/---

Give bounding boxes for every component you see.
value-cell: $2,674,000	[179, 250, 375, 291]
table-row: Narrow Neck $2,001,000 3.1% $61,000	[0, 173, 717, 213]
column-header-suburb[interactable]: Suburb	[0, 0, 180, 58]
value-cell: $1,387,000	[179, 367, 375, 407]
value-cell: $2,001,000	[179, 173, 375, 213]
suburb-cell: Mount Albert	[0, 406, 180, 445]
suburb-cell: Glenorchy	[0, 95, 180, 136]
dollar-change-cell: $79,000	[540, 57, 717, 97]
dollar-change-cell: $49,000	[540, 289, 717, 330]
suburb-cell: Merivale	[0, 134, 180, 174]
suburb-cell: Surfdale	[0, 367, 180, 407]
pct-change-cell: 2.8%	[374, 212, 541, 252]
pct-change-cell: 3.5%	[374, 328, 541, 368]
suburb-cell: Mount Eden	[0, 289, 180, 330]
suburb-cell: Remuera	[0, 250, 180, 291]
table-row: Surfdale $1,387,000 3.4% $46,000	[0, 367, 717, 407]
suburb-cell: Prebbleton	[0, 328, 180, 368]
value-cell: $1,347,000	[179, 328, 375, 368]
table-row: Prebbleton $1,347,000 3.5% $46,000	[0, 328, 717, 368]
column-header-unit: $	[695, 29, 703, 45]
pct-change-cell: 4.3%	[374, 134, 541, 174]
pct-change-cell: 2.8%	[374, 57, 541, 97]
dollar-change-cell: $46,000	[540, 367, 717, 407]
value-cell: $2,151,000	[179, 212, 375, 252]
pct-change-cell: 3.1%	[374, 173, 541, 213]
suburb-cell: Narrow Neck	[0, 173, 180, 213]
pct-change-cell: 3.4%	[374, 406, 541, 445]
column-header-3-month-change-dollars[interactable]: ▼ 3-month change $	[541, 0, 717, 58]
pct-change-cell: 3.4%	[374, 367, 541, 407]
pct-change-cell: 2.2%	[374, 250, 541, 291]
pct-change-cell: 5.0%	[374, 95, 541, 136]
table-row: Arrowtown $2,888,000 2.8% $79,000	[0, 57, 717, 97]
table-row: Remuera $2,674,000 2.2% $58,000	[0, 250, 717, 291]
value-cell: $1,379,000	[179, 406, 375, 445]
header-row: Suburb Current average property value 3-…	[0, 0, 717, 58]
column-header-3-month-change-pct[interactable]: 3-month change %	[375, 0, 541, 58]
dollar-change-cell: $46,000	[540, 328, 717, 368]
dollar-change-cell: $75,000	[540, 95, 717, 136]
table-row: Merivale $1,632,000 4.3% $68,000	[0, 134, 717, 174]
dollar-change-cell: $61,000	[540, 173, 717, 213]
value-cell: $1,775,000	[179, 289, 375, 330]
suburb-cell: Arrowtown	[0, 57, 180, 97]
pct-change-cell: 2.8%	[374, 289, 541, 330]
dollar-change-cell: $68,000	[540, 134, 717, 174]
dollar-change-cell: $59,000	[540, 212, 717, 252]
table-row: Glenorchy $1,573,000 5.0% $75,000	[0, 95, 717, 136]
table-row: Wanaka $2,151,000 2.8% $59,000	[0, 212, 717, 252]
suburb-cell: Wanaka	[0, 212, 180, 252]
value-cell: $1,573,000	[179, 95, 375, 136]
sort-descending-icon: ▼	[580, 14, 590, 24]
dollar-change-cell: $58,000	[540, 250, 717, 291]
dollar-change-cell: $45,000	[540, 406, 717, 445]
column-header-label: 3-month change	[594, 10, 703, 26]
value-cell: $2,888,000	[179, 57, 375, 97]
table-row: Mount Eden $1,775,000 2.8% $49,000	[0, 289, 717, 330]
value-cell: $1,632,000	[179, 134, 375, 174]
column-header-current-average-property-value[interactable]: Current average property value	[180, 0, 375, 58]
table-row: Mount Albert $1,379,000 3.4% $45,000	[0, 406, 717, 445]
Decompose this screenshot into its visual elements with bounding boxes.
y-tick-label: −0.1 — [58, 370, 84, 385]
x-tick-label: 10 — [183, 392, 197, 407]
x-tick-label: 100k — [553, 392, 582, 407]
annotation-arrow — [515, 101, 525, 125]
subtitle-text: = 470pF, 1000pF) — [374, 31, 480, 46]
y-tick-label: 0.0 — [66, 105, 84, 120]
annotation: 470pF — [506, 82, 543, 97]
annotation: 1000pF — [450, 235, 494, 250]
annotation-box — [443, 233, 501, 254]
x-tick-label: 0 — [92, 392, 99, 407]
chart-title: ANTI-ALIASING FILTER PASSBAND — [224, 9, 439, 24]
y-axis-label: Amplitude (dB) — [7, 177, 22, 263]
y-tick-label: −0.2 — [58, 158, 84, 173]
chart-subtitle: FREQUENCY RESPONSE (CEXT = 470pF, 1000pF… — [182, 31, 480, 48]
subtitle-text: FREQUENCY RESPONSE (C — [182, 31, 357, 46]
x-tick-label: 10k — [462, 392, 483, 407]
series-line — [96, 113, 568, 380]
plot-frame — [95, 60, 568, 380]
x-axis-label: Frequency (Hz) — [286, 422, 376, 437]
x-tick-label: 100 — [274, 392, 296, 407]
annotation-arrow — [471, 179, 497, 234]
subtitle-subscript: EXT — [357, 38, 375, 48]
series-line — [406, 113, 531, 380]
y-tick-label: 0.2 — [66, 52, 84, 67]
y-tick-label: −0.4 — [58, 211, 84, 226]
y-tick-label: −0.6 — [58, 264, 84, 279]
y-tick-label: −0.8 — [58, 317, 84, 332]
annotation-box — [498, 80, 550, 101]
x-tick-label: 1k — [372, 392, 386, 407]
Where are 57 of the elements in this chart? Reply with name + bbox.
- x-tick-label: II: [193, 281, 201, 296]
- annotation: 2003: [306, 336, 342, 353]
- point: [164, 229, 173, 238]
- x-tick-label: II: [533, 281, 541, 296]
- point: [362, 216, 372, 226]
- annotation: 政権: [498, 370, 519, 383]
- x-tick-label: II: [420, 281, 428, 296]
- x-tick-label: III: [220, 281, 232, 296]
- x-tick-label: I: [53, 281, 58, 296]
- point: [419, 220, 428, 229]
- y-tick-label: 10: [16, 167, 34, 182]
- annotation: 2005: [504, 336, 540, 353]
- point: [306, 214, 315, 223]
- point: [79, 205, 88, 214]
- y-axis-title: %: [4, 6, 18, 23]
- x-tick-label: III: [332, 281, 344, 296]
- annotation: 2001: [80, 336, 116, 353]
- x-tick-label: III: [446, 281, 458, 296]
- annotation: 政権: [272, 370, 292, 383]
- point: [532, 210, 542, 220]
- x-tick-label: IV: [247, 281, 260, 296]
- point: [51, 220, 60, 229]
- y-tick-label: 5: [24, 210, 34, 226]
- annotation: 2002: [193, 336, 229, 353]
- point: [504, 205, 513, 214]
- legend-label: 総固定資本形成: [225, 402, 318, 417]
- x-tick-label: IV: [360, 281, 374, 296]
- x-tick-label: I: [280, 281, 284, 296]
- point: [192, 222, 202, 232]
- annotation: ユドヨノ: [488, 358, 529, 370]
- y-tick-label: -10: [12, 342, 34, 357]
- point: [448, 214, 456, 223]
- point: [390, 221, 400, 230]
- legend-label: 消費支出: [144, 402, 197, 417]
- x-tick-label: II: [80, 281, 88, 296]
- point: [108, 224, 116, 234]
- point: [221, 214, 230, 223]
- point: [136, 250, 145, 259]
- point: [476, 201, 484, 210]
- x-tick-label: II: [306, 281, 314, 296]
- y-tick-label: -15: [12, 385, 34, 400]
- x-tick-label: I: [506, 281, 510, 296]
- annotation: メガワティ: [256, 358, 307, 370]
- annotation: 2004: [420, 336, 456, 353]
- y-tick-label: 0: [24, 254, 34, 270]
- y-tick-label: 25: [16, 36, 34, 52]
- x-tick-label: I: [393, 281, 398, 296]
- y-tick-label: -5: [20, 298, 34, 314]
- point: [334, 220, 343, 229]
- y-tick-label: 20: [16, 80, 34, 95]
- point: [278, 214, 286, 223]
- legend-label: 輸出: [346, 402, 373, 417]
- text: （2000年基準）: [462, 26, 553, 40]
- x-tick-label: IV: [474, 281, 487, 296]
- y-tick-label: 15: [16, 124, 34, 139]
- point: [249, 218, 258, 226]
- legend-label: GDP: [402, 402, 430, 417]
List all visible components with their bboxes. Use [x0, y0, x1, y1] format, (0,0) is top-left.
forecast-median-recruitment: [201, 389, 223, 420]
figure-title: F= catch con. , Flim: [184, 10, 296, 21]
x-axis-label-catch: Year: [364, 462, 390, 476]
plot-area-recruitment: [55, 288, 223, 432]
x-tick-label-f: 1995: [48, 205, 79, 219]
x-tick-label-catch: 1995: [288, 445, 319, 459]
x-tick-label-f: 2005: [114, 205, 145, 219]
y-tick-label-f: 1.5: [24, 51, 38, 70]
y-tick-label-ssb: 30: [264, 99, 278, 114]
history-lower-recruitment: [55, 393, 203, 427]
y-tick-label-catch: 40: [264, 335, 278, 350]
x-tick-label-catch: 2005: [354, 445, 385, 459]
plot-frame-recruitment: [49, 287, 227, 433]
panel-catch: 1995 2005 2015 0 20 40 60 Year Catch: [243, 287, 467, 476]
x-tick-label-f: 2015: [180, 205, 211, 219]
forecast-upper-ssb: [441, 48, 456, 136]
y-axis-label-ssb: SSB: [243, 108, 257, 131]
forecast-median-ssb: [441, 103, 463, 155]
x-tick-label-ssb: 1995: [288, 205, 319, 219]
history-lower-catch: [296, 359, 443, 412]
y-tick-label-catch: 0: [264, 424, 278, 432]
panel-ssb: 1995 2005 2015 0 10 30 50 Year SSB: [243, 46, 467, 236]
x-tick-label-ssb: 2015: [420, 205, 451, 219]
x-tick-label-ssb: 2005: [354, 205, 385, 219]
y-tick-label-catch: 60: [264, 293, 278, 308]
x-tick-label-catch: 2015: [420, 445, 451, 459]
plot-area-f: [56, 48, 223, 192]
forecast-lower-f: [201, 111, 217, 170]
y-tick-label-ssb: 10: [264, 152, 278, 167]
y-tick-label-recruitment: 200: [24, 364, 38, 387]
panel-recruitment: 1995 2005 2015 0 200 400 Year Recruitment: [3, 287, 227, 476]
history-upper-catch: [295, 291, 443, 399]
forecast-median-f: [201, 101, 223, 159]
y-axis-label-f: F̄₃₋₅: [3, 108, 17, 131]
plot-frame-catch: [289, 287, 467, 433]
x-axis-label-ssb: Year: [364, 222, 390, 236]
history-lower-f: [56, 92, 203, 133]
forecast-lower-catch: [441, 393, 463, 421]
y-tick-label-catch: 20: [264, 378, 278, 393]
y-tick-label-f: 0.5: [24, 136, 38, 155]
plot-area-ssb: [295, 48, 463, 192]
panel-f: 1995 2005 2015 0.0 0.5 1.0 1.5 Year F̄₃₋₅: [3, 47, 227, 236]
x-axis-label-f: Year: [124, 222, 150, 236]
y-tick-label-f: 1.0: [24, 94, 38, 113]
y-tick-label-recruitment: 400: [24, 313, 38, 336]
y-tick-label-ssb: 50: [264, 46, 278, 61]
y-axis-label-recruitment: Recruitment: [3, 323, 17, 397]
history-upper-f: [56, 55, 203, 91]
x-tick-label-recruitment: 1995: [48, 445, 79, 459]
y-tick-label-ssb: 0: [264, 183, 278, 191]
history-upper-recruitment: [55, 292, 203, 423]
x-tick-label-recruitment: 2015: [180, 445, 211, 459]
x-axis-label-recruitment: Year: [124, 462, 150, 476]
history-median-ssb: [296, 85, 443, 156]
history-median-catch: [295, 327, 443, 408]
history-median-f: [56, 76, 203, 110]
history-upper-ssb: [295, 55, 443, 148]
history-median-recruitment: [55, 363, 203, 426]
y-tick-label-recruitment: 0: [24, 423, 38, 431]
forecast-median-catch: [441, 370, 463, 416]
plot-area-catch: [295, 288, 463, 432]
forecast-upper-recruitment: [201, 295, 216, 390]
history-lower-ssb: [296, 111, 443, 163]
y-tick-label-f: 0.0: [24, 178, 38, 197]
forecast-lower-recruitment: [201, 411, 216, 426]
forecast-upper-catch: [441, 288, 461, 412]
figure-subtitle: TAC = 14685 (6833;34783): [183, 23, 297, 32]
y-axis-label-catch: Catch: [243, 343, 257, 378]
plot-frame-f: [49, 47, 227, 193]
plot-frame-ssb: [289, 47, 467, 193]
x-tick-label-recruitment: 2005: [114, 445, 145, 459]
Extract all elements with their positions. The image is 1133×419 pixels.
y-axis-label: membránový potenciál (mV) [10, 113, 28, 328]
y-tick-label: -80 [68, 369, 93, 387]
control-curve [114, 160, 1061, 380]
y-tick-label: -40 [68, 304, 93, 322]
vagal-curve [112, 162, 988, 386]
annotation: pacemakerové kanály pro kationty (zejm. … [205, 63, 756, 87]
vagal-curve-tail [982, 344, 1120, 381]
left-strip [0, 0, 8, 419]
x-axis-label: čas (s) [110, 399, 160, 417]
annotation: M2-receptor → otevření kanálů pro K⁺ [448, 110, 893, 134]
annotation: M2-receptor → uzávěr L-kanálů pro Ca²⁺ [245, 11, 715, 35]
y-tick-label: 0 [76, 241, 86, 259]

\---

Set exercise
Return every line of the rows exactly, from the first line down to and including the line that contains "table-row: Glenorchy $1,573,000".

Reply
Give bounding boxes for every component you see.
value-cell: $2,674,000	[179, 250, 375, 291]
table-row: Narrow Neck $2,001,000 3.1% $61,000	[0, 173, 717, 213]
column-header-suburb[interactable]: Suburb	[0, 0, 180, 58]
value-cell: $1,387,000	[179, 367, 375, 407]
value-cell: $2,001,000	[179, 173, 375, 213]
suburb-cell: Mount Albert	[0, 406, 180, 445]
suburb-cell: Glenorchy	[0, 95, 180, 136]
dollar-change-cell: $79,000	[540, 57, 717, 97]
dollar-change-cell: $49,000	[540, 289, 717, 330]
suburb-cell: Merivale	[0, 134, 180, 174]
suburb-cell: Surfdale	[0, 367, 180, 407]
pct-change-cell: 2.8%	[374, 212, 541, 252]
pct-change-cell: 3.5%	[374, 328, 541, 368]
suburb-cell: Mount Eden	[0, 289, 180, 330]
suburb-cell: Remuera	[0, 250, 180, 291]
table-row: Surfdale $1,387,000 3.4% $46,000	[0, 367, 717, 407]
suburb-cell: Prebbleton	[0, 328, 180, 368]
value-cell: $1,347,000	[179, 328, 375, 368]
table-row: Prebbleton $1,347,000 3.5% $46,000	[0, 328, 717, 368]
column-header-unit: $	[695, 29, 703, 45]
pct-change-cell: 4.3%	[374, 134, 541, 174]
pct-change-cell: 2.8%	[374, 57, 541, 97]
dollar-change-cell: $46,000	[540, 367, 717, 407]
value-cell: $2,151,000	[179, 212, 375, 252]
pct-change-cell: 3.1%	[374, 173, 541, 213]
suburb-cell: Narrow Neck	[0, 173, 180, 213]
pct-change-cell: 3.4%	[374, 406, 541, 445]
column-header-3-month-change-dollars[interactable]: ▼ 3-month change $	[541, 0, 717, 58]
pct-change-cell: 3.4%	[374, 367, 541, 407]
pct-change-cell: 2.2%	[374, 250, 541, 291]
pct-change-cell: 5.0%	[374, 95, 541, 136]
table-row: Arrowtown $2,888,000 2.8% $79,000	[0, 57, 717, 97]
table-row: Remuera $2,674,000 2.2% $58,000	[0, 250, 717, 291]
value-cell: $1,379,000	[179, 406, 375, 445]
header-row: Suburb Current average property value 3-…	[0, 0, 717, 58]
column-header-3-month-change-pct[interactable]: 3-month change %	[375, 0, 541, 58]
dollar-change-cell: $46,000	[540, 328, 717, 368]
dollar-change-cell: $75,000	[540, 95, 717, 136]
table-row: Merivale $1,632,000 4.3% $68,000	[0, 134, 717, 174]
dollar-change-cell: $61,000	[540, 173, 717, 213]
value-cell: $1,775,000	[179, 289, 375, 330]
suburb-cell: Arrowtown	[0, 57, 180, 97]
pct-change-cell: 2.8%	[374, 289, 541, 330]
dollar-change-cell: $68,000	[540, 134, 717, 174]
dollar-change-cell: $59,000	[540, 212, 717, 252]
table-row: Glenorchy $1,573,000 5.0% $75,000	[0, 95, 717, 136]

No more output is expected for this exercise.